▶ **What is needed**: Lines containing the word "pasivo" should be extracted in full.

── Available data

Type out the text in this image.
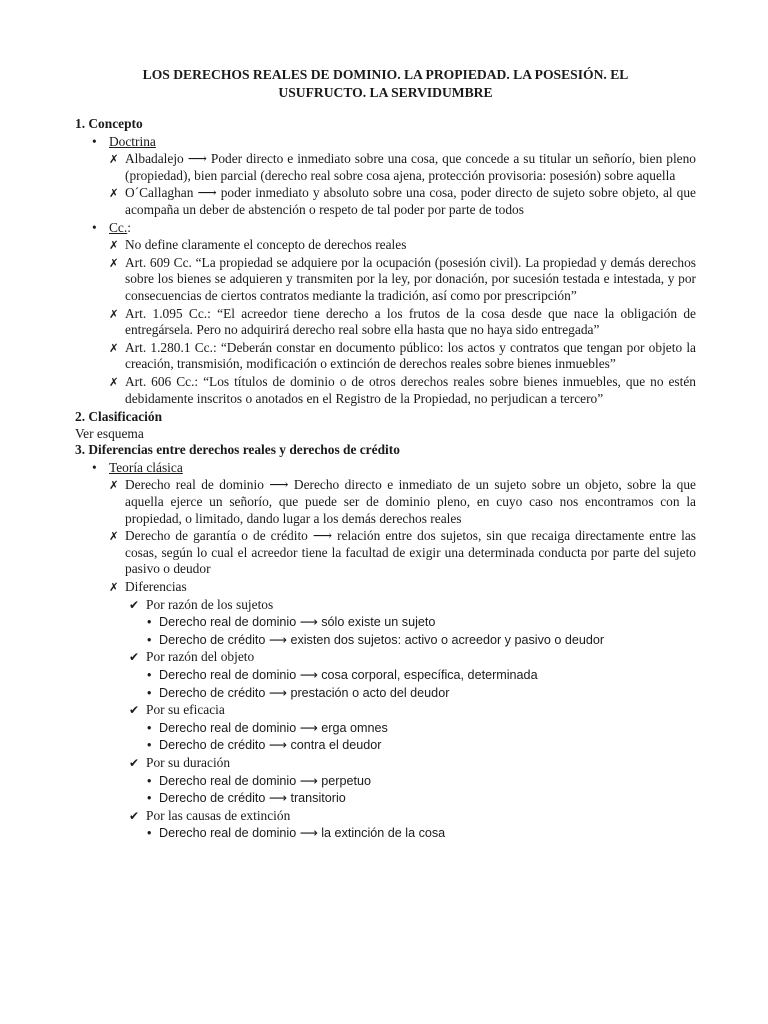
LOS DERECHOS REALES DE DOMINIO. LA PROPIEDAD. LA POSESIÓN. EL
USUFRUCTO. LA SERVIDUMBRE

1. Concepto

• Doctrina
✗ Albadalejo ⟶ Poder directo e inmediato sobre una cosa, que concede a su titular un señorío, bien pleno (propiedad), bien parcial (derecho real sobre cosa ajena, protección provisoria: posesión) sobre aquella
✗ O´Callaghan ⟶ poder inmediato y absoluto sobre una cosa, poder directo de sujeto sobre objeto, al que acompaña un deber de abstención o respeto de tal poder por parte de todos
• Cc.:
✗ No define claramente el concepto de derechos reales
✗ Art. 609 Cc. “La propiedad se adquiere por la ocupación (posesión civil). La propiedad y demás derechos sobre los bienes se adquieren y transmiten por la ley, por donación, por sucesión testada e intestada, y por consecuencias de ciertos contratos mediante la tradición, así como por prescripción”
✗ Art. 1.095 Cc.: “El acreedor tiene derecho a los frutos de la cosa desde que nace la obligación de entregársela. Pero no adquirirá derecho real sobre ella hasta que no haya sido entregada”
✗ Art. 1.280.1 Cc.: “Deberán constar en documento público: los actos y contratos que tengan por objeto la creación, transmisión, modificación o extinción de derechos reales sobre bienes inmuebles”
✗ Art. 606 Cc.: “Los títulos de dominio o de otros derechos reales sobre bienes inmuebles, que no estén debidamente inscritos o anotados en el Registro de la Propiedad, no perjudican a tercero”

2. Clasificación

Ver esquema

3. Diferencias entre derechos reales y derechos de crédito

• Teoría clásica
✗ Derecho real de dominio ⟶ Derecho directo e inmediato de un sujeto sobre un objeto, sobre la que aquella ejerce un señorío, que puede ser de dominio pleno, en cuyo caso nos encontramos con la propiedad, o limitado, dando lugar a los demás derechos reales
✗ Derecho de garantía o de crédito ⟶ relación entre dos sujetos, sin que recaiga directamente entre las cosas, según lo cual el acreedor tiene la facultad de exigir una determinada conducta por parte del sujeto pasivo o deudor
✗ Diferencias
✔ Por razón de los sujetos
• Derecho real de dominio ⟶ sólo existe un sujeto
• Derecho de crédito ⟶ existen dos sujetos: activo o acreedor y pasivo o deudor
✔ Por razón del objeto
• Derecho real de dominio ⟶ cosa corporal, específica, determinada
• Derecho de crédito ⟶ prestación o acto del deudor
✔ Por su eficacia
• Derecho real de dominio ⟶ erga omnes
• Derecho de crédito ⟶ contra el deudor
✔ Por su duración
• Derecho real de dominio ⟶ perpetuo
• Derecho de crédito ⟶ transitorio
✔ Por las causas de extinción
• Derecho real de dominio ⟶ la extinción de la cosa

────

▶ **In response**:
✗ Derecho de garantía o de crédito ⟶ relación entre dos sujetos, sin que recaiga directamente entre las cosas, según lo cual el acreedor tiene la facultad de exigir una determinada conducta por parte del sujeto pasivo o deudor
• Derecho de crédito ⟶ existen dos sujetos: activo o acreedor y pasivo o deudor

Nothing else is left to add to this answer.